**Exercise aim**
Produce an exact transcription of the listing below, omitting the pictures.

**Input**
☆ ☆ ☆ ☆ ☆ ☆ ☆
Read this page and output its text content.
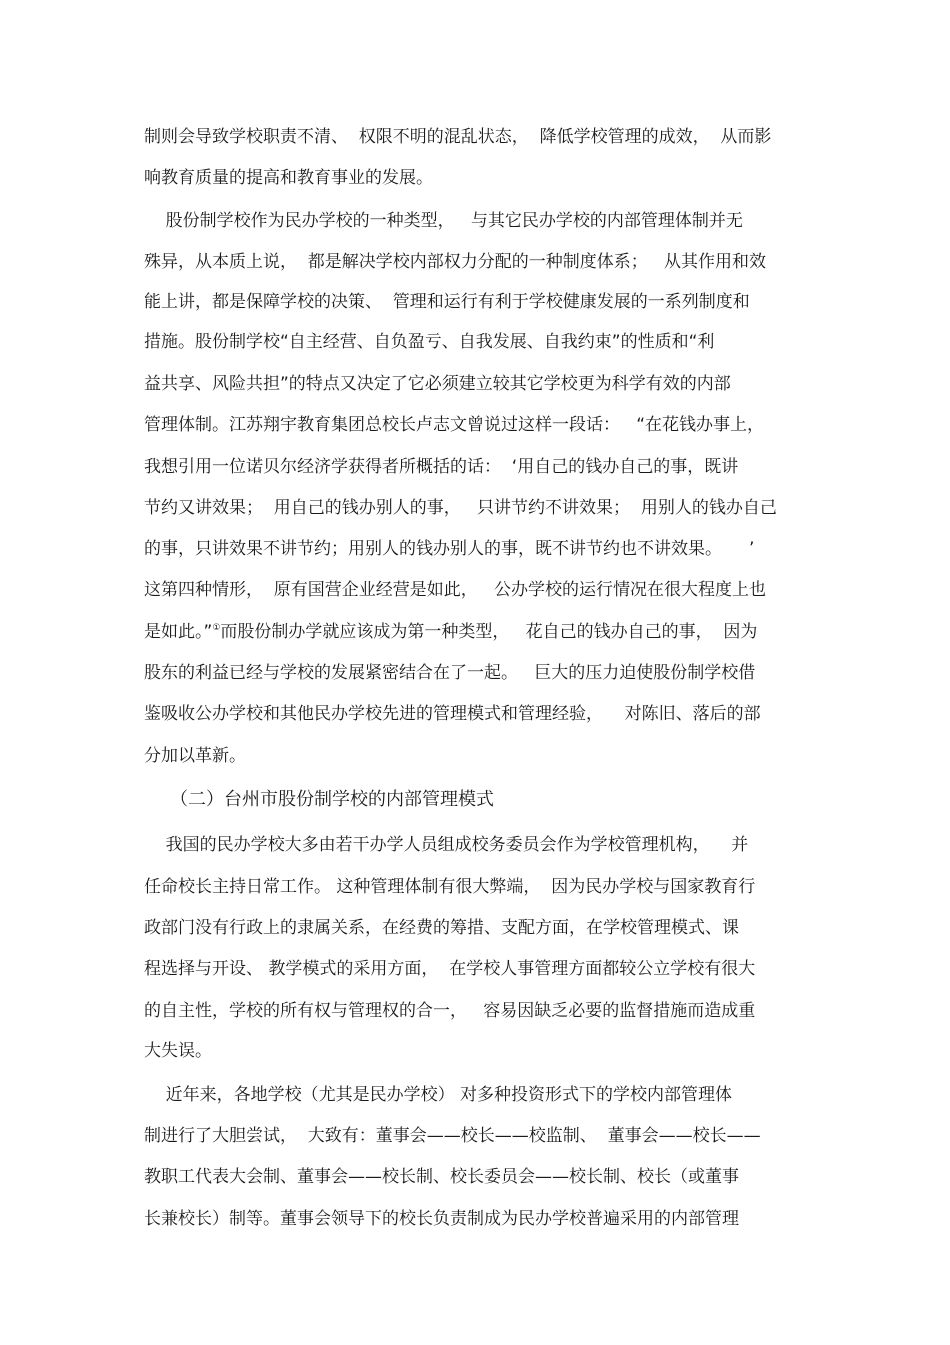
制则会导致学校职责不清、  权限不明的混乱状态，  降低学校管理的成效，  从而影
响教育质量的提高和教育事业的发展。
股份制学校作为民办学校的一种类型，   与其它民办学校的内部管理体制并无
殊异，从本质上说，  都是解决学校内部权力分配的一种制度体系；   从其作用和效
能上讲，都是保障学校的决策、  管理和运行有利于学校健康发展的一系列制度和
措施。股份制学校“自主经营、自负盈亏、自我发展、自我约束”的性质和“利
益共享、风险共担”的特点又决定了它必须建立较其它学校更为科学有效的内部
管理体制。江苏翔宇教育集团总校长卢志文曾说过这样一段话：   “在花钱办事上，
我想引用一位诺贝尔经济学获得者所概括的话：  ‘用自己的钱办自己的事，既讲
节约又讲效果；  用自己的钱办别人的事，   只讲节约不讲效果；  用别人的钱办自己
的事，只讲效果不讲节约；用别人的钱办别人的事，既不讲节约也不讲效果。     ’
这第四种情形，  原有国营企业经营是如此，   公办学校的运行情况在很大程度上也
是如此。”①而股份制办学就应该成为第一种类型，   花自己的钱办自己的事，  因为
股东的利益已经与学校的发展紧密结合在了一起。   巨大的压力迫使股份制学校借
鉴吸收公办学校和其他民办学校先进的管理模式和管理经验，    对陈旧、落后的部
分加以革新。
（二）台州市股份制学校的内部管理模式
我国的民办学校大多由若干办学人员组成校务委员会作为学校管理机构，    并
任命校长主持日常工作。 这种管理体制有很大弊端，  因为民办学校与国家教育行
政部门没有行政上的隶属关系，在经费的筹措、支配方面，在学校管理模式、课
程选择与开设、 教学模式的采用方面，  在学校人事管理方面都较公立学校有很大
的自主性，学校的所有权与管理权的合一，   容易因缺乏必要的监督措施而造成重
大失误。
近年来，各地学校（尤其是民办学校） 对多种投资形式下的学校内部管理体
制进行了大胆尝试，  大致有：董事会——校长——校监制、  董事会——校长——
教职工代表大会制、董事会——校长制、校长委员会——校长制、校长（或董事
长兼校长）制等。董事会领导下的校长负责制成为民办学校普遍采用的内部管理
☆ ☆ ☆ ☆ ☆ ☆ ☆
**Full answer**
Read this page and output its text content.
制则会导致学校职责不清、  权限不明的混乱状态，  降低学校管理的成效，  从而影
响教育质量的提高和教育事业的发展。
股份制学校作为民办学校的一种类型，   与其它民办学校的内部管理体制并无
殊异，从本质上说，  都是解决学校内部权力分配的一种制度体系；   从其作用和效
能上讲，都是保障学校的决策、  管理和运行有利于学校健康发展的一系列制度和
措施。股份制学校“自主经营、自负盈亏、自我发展、自我约束”的性质和“利
益共享、风险共担”的特点又决定了它必须建立较其它学校更为科学有效的内部
管理体制。江苏翔宇教育集团总校长卢志文曾说过这样一段话：   “在花钱办事上，
我想引用一位诺贝尔经济学获得者所概括的话：  ‘用自己的钱办自己的事，既讲
节约又讲效果；  用自己的钱办别人的事，   只讲节约不讲效果；  用别人的钱办自己
的事，只讲效果不讲节约；用别人的钱办别人的事，既不讲节约也不讲效果。     ’
这第四种情形，  原有国营企业经营是如此，   公办学校的运行情况在很大程度上也
是如此。”①而股份制办学就应该成为第一种类型，   花自己的钱办自己的事，  因为
股东的利益已经与学校的发展紧密结合在了一起。   巨大的压力迫使股份制学校借
鉴吸收公办学校和其他民办学校先进的管理模式和管理经验，    对陈旧、落后的部
分加以革新。
（二）台州市股份制学校的内部管理模式
我国的民办学校大多由若干办学人员组成校务委员会作为学校管理机构，    并
任命校长主持日常工作。 这种管理体制有很大弊端，  因为民办学校与国家教育行
政部门没有行政上的隶属关系，在经费的筹措、支配方面，在学校管理模式、课
程选择与开设、 教学模式的采用方面，  在学校人事管理方面都较公立学校有很大
的自主性，学校的所有权与管理权的合一，   容易因缺乏必要的监督措施而造成重
大失误。
近年来，各地学校（尤其是民办学校） 对多种投资形式下的学校内部管理体
制进行了大胆尝试，  大致有：董事会——校长——校监制、  董事会——校长——
教职工代表大会制、董事会——校长制、校长委员会——校长制、校长（或董事
长兼校长）制等。董事会领导下的校长负责制成为民办学校普遍采用的内部管理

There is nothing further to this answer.